** Start **

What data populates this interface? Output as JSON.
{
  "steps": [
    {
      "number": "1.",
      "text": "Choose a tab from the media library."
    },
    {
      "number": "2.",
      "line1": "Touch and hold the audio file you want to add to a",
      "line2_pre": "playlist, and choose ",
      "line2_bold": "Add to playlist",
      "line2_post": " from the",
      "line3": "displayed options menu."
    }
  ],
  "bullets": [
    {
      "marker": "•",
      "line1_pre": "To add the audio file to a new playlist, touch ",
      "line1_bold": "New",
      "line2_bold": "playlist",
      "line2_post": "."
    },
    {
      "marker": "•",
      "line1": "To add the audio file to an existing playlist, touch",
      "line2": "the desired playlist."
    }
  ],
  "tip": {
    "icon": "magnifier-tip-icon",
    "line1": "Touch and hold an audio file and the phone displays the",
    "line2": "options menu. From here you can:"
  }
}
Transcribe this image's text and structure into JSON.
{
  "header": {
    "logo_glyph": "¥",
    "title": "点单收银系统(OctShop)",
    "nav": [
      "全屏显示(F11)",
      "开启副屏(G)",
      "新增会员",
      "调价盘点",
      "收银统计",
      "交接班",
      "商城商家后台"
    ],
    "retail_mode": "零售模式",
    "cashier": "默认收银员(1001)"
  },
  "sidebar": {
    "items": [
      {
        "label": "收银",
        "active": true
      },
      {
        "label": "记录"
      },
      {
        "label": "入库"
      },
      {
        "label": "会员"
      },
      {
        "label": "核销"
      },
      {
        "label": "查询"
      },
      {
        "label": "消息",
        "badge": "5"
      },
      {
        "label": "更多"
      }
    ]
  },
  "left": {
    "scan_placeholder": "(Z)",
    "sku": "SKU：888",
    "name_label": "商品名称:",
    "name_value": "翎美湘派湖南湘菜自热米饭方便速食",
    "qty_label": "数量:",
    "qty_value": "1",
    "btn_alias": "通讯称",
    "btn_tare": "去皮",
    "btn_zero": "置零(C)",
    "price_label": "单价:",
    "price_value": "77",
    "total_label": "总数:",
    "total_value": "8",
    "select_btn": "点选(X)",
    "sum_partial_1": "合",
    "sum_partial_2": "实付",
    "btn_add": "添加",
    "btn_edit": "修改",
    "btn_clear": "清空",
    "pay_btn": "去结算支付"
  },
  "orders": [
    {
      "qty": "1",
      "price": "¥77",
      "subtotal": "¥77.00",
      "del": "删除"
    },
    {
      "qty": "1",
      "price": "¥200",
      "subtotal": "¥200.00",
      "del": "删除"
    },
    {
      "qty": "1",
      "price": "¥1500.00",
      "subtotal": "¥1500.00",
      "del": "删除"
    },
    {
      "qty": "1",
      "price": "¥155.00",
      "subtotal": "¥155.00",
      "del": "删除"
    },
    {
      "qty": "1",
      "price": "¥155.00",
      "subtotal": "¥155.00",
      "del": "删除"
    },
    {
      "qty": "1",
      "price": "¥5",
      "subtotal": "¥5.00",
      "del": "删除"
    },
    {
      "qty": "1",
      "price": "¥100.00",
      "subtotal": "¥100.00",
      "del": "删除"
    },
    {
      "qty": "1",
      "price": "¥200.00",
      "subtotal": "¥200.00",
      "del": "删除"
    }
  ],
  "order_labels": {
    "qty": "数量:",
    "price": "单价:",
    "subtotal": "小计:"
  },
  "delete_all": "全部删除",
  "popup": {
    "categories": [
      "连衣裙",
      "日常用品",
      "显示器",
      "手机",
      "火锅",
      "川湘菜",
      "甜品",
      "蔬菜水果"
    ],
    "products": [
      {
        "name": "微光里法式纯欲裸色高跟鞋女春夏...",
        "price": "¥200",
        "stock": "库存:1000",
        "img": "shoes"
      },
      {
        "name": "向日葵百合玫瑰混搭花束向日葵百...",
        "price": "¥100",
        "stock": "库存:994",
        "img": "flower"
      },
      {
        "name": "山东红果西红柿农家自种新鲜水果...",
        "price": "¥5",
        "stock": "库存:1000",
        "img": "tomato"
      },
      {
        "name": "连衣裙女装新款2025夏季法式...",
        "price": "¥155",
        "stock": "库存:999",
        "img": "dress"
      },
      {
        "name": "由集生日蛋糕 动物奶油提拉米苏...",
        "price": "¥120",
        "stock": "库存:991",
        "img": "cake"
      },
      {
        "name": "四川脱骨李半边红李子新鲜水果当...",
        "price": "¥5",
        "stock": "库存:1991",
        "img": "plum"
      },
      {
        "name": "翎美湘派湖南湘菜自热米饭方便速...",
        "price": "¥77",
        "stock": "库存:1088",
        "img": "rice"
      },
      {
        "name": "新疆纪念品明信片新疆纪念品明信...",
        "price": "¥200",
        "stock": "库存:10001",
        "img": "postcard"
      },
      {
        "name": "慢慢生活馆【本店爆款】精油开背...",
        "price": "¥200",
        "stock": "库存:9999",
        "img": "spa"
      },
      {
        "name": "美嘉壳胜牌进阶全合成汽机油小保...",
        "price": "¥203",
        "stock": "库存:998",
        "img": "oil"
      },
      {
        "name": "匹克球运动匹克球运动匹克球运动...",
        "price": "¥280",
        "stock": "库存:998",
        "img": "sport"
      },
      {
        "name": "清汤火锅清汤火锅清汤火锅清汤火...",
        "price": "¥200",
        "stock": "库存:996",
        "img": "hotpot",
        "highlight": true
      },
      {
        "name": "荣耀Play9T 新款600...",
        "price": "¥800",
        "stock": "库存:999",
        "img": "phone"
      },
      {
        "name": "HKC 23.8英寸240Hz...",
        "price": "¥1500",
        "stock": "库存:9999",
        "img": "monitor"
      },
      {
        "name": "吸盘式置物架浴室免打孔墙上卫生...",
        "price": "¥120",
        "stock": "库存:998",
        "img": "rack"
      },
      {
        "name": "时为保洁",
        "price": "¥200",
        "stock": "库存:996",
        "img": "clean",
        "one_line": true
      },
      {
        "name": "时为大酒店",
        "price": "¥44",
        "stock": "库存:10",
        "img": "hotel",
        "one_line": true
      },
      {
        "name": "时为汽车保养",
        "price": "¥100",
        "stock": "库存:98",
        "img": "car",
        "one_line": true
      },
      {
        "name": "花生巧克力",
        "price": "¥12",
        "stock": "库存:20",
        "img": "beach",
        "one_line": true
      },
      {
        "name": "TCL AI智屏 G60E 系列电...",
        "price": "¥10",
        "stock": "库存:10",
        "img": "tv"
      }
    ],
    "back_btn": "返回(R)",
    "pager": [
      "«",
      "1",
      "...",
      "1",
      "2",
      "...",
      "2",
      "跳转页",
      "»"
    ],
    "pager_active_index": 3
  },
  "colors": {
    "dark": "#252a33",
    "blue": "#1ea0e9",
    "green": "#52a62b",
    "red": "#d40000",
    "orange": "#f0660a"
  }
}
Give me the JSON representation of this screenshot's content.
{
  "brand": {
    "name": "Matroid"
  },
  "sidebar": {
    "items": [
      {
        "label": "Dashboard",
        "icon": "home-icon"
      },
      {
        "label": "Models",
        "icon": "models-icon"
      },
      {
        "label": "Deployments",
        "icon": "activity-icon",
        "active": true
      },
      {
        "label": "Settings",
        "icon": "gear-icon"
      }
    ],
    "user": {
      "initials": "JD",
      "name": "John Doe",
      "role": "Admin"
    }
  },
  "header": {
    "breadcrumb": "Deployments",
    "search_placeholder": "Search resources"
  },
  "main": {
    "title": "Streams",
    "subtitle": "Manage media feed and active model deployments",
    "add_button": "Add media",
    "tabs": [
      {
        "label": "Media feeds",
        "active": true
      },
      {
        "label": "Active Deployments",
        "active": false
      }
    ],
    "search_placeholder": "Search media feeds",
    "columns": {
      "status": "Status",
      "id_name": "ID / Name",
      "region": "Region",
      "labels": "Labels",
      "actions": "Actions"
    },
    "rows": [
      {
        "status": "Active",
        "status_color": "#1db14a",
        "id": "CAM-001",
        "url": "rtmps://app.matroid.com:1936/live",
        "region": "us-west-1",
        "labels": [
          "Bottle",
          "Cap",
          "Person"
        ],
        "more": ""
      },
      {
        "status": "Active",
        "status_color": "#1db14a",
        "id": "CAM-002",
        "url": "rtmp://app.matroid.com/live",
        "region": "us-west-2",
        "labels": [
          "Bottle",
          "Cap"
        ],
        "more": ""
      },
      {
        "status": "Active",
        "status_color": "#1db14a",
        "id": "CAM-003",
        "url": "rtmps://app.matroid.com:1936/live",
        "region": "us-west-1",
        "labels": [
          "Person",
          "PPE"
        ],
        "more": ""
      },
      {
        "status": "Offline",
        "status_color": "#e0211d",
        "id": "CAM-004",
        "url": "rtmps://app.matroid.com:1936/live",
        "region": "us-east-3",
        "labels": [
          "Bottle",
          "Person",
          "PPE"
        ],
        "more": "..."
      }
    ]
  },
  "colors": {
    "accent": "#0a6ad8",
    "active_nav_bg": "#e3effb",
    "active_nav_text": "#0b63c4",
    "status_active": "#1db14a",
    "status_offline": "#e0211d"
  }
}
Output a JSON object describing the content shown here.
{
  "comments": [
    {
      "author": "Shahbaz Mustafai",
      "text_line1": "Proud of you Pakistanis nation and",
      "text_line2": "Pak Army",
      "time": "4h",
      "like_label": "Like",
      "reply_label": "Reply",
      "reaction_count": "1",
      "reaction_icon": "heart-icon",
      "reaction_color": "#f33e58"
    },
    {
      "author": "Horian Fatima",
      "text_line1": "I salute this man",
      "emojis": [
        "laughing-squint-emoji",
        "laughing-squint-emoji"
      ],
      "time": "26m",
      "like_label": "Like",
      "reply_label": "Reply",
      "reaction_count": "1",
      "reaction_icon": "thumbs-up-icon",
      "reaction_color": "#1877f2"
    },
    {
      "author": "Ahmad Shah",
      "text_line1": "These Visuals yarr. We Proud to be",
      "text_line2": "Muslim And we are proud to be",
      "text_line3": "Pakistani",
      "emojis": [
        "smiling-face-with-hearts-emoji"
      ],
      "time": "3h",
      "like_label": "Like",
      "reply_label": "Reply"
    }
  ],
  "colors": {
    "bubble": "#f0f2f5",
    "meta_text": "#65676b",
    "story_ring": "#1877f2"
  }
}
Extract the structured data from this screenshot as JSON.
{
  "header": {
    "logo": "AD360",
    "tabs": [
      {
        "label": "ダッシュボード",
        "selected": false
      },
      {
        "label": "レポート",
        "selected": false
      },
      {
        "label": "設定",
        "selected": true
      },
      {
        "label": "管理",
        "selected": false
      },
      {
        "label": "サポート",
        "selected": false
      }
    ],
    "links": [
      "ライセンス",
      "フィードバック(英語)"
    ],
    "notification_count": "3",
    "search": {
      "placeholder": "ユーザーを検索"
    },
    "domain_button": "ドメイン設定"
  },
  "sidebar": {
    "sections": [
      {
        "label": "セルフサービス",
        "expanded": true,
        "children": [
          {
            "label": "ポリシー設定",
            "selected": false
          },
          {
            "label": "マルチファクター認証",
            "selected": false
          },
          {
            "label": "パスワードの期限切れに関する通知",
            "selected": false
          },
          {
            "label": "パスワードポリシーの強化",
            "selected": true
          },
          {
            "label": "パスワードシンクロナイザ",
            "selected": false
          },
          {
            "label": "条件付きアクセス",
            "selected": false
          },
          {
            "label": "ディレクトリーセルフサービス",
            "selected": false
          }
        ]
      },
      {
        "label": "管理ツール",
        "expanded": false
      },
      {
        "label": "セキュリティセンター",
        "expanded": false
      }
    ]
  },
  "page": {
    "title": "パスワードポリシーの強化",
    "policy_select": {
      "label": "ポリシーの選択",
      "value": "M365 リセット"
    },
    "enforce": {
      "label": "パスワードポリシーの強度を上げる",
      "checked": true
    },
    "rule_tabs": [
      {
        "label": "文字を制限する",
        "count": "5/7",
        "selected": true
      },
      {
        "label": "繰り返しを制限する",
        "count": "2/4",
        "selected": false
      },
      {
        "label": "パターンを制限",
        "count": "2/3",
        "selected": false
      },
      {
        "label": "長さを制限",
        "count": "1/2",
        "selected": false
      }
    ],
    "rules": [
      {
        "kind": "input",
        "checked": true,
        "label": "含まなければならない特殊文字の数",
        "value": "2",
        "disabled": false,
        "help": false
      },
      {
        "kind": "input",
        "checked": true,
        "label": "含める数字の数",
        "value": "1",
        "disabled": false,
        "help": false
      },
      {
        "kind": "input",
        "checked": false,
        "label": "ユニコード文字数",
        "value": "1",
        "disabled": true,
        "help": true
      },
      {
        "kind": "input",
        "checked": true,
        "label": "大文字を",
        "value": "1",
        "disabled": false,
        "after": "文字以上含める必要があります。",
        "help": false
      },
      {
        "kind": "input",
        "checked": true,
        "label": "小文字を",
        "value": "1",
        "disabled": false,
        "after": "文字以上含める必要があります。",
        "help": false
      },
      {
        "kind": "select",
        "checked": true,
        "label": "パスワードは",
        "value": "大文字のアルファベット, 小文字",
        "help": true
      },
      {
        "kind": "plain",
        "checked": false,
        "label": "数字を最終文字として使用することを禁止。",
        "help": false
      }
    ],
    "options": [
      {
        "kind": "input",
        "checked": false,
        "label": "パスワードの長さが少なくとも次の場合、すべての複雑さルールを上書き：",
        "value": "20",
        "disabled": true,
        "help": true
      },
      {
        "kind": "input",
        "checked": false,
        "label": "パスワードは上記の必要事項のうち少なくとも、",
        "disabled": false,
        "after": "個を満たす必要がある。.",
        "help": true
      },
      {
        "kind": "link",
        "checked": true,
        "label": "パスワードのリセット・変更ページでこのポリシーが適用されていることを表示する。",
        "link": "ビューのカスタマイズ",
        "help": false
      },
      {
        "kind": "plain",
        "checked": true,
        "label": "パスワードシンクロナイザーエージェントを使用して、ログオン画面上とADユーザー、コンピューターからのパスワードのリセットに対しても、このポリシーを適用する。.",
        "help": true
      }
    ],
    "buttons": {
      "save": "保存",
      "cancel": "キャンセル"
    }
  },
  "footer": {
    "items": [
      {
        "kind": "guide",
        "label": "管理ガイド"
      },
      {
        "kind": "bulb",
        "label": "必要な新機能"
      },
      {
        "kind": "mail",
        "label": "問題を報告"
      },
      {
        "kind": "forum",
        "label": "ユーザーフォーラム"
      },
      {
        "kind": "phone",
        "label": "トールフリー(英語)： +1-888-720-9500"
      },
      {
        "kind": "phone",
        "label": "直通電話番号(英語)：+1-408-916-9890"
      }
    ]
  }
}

** End **

* Directive
In how many lines of the data does the string "this" appear? Give only the number.

* Solved exercise
5